_What needs to be done_: Can you copy the lines from the one that contains "Give me a plain-text" through the end of the material below, exactly and with nothing else?

(Part of a data file)
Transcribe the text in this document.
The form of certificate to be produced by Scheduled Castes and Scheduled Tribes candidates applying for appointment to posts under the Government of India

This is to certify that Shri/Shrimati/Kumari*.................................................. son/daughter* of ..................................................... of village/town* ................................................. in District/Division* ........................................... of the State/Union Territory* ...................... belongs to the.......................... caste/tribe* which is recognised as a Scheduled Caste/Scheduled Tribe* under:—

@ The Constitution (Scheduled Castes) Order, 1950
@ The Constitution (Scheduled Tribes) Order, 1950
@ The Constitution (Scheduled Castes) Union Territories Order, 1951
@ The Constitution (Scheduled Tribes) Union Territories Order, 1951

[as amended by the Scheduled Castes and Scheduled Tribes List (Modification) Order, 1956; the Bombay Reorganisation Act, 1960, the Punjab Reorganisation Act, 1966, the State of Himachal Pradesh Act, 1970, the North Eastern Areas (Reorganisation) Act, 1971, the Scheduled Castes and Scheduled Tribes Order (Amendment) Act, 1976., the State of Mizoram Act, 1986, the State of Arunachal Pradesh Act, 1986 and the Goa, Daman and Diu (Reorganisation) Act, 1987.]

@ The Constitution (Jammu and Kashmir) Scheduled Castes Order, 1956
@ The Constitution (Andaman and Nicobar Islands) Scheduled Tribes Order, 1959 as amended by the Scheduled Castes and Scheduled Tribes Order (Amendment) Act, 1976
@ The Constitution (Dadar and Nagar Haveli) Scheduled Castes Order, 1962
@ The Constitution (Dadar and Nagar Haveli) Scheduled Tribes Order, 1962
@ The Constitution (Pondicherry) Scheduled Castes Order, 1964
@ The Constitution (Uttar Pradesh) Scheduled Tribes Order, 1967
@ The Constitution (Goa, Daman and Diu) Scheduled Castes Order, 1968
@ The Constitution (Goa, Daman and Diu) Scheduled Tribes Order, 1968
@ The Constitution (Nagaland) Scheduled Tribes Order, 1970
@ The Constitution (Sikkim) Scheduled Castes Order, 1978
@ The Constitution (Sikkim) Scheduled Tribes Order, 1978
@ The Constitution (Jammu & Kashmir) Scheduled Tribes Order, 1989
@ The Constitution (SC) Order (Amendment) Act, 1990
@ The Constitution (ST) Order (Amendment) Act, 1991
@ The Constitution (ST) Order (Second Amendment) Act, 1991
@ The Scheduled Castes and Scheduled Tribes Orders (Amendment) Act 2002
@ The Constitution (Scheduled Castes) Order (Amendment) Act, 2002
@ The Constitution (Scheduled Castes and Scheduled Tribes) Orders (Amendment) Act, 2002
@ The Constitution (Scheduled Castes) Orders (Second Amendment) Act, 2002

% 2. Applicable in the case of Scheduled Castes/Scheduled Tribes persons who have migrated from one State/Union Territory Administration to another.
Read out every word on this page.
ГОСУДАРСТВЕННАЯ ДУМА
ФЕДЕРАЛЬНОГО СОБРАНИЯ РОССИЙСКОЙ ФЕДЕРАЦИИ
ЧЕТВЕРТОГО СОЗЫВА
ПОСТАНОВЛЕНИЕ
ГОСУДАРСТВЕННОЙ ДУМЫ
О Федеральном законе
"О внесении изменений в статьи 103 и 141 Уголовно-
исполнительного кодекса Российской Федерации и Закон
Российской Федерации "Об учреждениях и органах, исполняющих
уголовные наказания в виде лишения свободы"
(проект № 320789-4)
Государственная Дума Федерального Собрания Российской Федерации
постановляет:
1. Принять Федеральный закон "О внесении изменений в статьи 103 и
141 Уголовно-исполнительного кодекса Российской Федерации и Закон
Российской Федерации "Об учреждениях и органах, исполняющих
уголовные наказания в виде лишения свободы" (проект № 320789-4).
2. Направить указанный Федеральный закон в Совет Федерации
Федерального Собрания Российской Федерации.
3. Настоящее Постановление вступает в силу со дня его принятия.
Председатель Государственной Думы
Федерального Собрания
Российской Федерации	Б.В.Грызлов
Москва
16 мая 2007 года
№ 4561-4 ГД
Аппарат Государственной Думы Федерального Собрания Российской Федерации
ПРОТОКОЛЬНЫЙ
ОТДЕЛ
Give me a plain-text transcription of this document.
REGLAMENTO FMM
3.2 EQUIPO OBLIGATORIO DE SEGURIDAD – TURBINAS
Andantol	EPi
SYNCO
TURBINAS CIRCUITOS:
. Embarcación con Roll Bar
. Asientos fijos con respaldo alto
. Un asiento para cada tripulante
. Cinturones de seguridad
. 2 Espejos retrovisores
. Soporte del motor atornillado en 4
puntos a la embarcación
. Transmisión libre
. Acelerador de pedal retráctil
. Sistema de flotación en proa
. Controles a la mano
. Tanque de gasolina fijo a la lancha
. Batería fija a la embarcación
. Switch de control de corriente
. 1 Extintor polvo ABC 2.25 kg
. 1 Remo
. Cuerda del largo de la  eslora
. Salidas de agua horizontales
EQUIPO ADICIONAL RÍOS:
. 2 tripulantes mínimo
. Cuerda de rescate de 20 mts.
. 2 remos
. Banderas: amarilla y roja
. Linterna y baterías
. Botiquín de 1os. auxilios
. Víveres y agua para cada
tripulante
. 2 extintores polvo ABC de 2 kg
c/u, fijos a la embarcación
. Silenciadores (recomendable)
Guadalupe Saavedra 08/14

_Problem solution_:
Give me a plain-text transcription of this document.
REGLAMENTO FMM
3.2 EQUIPO OBLIGATORIO DE SEGURIDAD – TURBINAS
Andantol	EPi
SYNCO
TURBINAS CIRCUITOS:
. Embarcación con Roll Bar
. Asientos fijos con respaldo alto
. Un asiento para cada tripulante
. Cinturones de seguridad
. 2 Espejos retrovisores
. Soporte del motor atornillado en 4
puntos a la embarcación
. Transmisión libre
. Acelerador de pedal retráctil
. Sistema de flotación en proa
. Controles a la mano
. Tanque de gasolina fijo a la lancha
. Batería fija a la embarcación
. Switch de control de corriente
. 1 Extintor polvo ABC 2.25 kg
. 1 Remo
. Cuerda del largo de la  eslora
. Salidas de agua horizontales
EQUIPO ADICIONAL RÍOS:
. 2 tripulantes mínimo
. Cuerda de rescate de 20 mts.
. 2 remos
. Banderas: amarilla y roja
. Linterna y baterías
. Botiquín de 1os. auxilios
. Víveres y agua para cada
tripulante
. 2 extintores polvo ABC de 2 kg
c/u, fijos a la embarcación
. Silenciadores (recomendable)
Guadalupe Saavedra 08/14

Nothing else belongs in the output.